> _Written instruction 1_
In the EmbeddingSet documentation, what does the from_json method return?
> _Written instruction 2_
Rewrite the part of the EmbeddingSet documentation starting with "Builds an EmbeddingSet" and going on through "generated by EmbeddingSet.to_json.", changing "dictionary" to "mapping".
> _Written instruction 3_
Write the next part of the EmbeddingSet documentation, continuing from where it stops.

A set of high-dimensional embeddings, composed of a series of Embedding objects.

Static methods

def from_json(data, parents=None)

Builds an EmbeddingSet from a JSON object.

Args

data: A JSON-serializable dictionary representing the EmbeddingSet, such as that generated by EmbeddingSet.to_json.
parents: An optional list of Embedding objects to use as parents for each of the created embeddings.

Returns

An initialized EmbeddingSet object.

def load(file_path_or_buffer, **kwargs)

Load the EmbeddingSet object from the given file path or file-like object containing JSON data.

Args

file_path_or_buffer: A file path or file-like object to read the embedding from.

Methods

def clear_neighbors(self)

Expand source code

def clear_neighbors(self):
    """
    Removes the saved `Neighbors` associated with each `Embedding`. This can
    be used to determine which `Neighbors` is returned by `get_ancestor_neighbors()`.
    """

> _Information supplied_
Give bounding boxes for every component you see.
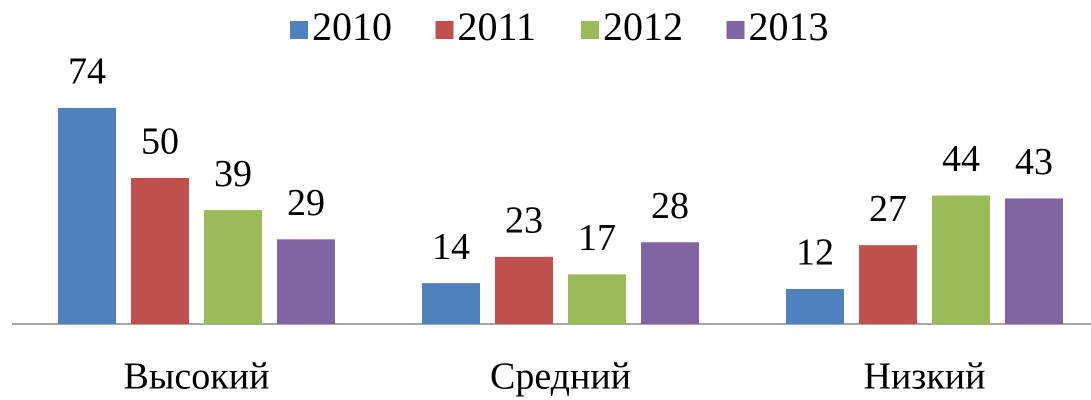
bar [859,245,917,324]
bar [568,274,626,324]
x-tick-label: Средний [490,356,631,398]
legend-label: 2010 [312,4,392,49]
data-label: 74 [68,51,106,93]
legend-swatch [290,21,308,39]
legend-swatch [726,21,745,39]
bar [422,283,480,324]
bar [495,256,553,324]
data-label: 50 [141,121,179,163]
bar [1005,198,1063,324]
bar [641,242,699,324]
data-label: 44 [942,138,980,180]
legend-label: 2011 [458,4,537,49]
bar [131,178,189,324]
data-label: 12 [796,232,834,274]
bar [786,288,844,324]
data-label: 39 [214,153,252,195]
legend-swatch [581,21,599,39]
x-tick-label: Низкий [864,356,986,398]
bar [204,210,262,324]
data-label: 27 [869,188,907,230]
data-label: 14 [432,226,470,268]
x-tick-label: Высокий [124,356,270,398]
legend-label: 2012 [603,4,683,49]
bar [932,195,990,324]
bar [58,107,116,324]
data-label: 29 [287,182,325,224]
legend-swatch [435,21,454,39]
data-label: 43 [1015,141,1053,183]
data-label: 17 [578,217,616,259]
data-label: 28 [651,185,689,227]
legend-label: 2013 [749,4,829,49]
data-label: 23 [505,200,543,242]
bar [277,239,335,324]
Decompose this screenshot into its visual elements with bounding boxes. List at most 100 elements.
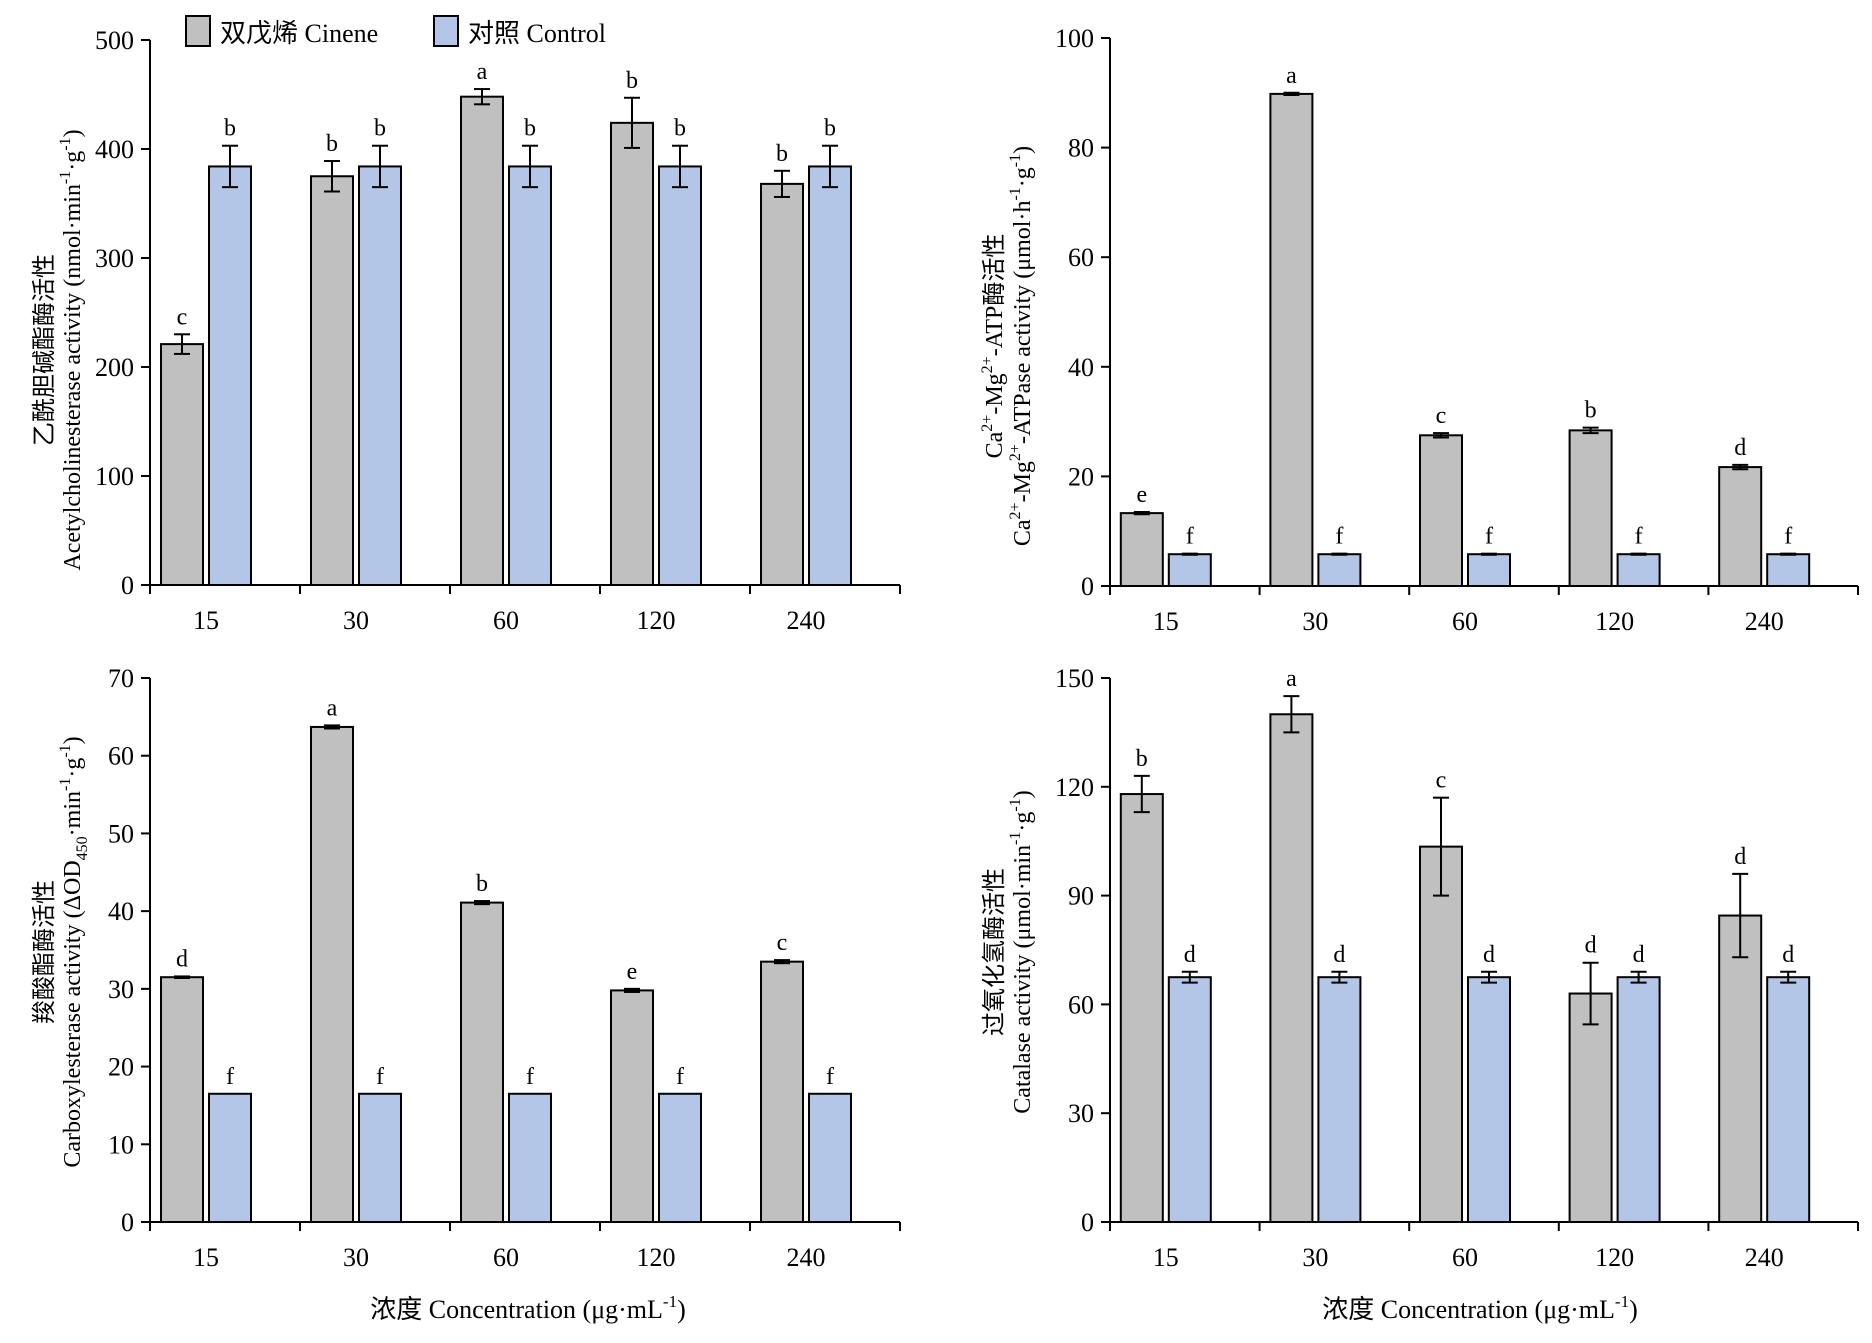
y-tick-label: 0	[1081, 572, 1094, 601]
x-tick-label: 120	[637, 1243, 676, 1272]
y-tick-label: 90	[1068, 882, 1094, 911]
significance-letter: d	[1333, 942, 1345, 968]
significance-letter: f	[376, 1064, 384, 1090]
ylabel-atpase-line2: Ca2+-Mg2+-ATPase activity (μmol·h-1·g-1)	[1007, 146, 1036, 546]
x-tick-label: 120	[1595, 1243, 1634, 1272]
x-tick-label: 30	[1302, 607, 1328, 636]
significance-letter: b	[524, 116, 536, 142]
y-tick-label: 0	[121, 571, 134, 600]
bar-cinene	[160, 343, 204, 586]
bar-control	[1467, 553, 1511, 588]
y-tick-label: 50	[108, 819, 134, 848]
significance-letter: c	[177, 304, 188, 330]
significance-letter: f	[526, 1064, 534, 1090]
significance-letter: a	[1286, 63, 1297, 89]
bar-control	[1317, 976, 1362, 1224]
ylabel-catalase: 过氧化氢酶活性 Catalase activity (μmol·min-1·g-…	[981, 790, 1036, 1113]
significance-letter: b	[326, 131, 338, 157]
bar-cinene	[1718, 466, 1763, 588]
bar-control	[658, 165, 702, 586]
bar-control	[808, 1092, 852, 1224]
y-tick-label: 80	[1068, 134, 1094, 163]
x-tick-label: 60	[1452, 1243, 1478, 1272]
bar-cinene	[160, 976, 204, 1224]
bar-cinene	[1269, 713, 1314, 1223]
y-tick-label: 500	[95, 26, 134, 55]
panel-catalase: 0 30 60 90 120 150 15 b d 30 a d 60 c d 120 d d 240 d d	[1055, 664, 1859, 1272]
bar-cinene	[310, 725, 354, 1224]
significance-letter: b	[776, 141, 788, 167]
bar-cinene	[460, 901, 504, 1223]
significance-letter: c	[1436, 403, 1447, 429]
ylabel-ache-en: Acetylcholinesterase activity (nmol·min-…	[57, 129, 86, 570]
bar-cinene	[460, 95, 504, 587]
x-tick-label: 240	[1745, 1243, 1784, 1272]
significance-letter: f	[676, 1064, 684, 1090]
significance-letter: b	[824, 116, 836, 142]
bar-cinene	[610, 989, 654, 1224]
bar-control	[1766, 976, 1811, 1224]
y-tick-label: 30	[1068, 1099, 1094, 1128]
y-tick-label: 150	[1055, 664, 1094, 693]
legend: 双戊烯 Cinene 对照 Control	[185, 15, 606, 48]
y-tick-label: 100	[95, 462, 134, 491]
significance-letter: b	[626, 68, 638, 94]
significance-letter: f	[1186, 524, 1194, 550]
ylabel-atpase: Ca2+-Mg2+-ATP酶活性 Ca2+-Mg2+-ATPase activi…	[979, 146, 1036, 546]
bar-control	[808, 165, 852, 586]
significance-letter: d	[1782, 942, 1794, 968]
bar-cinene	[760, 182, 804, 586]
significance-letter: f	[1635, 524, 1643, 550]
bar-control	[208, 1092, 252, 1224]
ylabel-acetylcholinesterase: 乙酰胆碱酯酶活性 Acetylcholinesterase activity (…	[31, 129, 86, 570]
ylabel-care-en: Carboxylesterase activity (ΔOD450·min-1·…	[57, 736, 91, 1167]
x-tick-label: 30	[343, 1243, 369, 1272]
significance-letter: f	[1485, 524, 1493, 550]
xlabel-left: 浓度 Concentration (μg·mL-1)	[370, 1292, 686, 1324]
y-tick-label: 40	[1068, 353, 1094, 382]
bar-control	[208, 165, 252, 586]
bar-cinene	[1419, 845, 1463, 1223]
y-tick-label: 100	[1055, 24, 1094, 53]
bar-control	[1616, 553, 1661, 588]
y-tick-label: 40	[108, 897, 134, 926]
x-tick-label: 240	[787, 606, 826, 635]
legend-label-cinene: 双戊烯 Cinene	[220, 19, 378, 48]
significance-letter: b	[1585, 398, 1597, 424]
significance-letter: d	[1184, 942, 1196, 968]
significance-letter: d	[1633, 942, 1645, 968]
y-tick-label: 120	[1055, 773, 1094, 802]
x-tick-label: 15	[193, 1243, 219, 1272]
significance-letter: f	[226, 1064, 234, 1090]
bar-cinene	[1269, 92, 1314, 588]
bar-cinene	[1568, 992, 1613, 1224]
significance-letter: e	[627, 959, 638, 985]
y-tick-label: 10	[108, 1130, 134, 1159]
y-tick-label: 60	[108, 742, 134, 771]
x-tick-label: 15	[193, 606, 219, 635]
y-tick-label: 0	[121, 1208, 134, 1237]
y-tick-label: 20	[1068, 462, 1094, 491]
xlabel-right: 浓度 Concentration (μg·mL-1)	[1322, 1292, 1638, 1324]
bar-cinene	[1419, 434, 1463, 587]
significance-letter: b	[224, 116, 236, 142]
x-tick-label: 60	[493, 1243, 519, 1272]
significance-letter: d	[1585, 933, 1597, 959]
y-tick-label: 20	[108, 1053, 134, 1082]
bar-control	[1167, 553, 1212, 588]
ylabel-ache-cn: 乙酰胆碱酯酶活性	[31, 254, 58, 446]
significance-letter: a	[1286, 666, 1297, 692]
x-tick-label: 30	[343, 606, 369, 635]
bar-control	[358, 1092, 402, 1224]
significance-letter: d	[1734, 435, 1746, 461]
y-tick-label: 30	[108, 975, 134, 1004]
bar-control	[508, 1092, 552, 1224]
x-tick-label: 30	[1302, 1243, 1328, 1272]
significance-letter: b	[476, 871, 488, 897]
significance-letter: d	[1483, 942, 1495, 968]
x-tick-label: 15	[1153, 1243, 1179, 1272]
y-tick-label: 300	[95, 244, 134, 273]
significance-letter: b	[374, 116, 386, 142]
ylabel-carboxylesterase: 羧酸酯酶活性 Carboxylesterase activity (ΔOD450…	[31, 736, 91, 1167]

> _Output 1_
An initialized EmbeddingSet object.

> _Output 2_
Builds an EmbeddingSet from a JSON object.

Args

data: A JSON-serializable mapping representing the EmbeddingSet, such as that generated by EmbeddingSet.to_json.

> _Output 3_
    for emb in self.embeddings:
        emb.clear_neighbors()

Removes the saved Neighbors associated with each Embedding. This can be used to determine which Neighbors is returned by get_ancestor_neighbors().

def compute_neighbors(self, n_neighbors=100, metric=None)

Expand source code

def compute_neighbors(self, n_neighbors=100, metric=None):
    """
    Computes and saves a set of nearest neighbors in each embedding set according
    to the `Field.POSITION` values. This can be accessed after completing this
    step by inspecting the `neighbors` property of the embedding.
    """
    for emb in self.embeddings:
        emb.compute_neighbors(n_neighbors=n_neighbors, metric=metric)

Computes and saves a set of nearest neighbors in each embedding set according to the Field.POSITION values. This can be accessed after completing this step by inspecting the neighbors property of the embedding.

def get_ancestor_neighbors(self)

Expand source code

def get_ancestor_neighbors(self):
    """
    Returns a `NeighborSet` containing ancestor `Neighbors` for each embedding in the
    `EmbeddingSet`. This corresponds to the highest-level `Embedding` in each
    `Embedding`'s parent tree that has a neighbor set associated with it.
    """
    return NeighborSet([emb.get_ancestor_neighbors() for emb in self.embeddings])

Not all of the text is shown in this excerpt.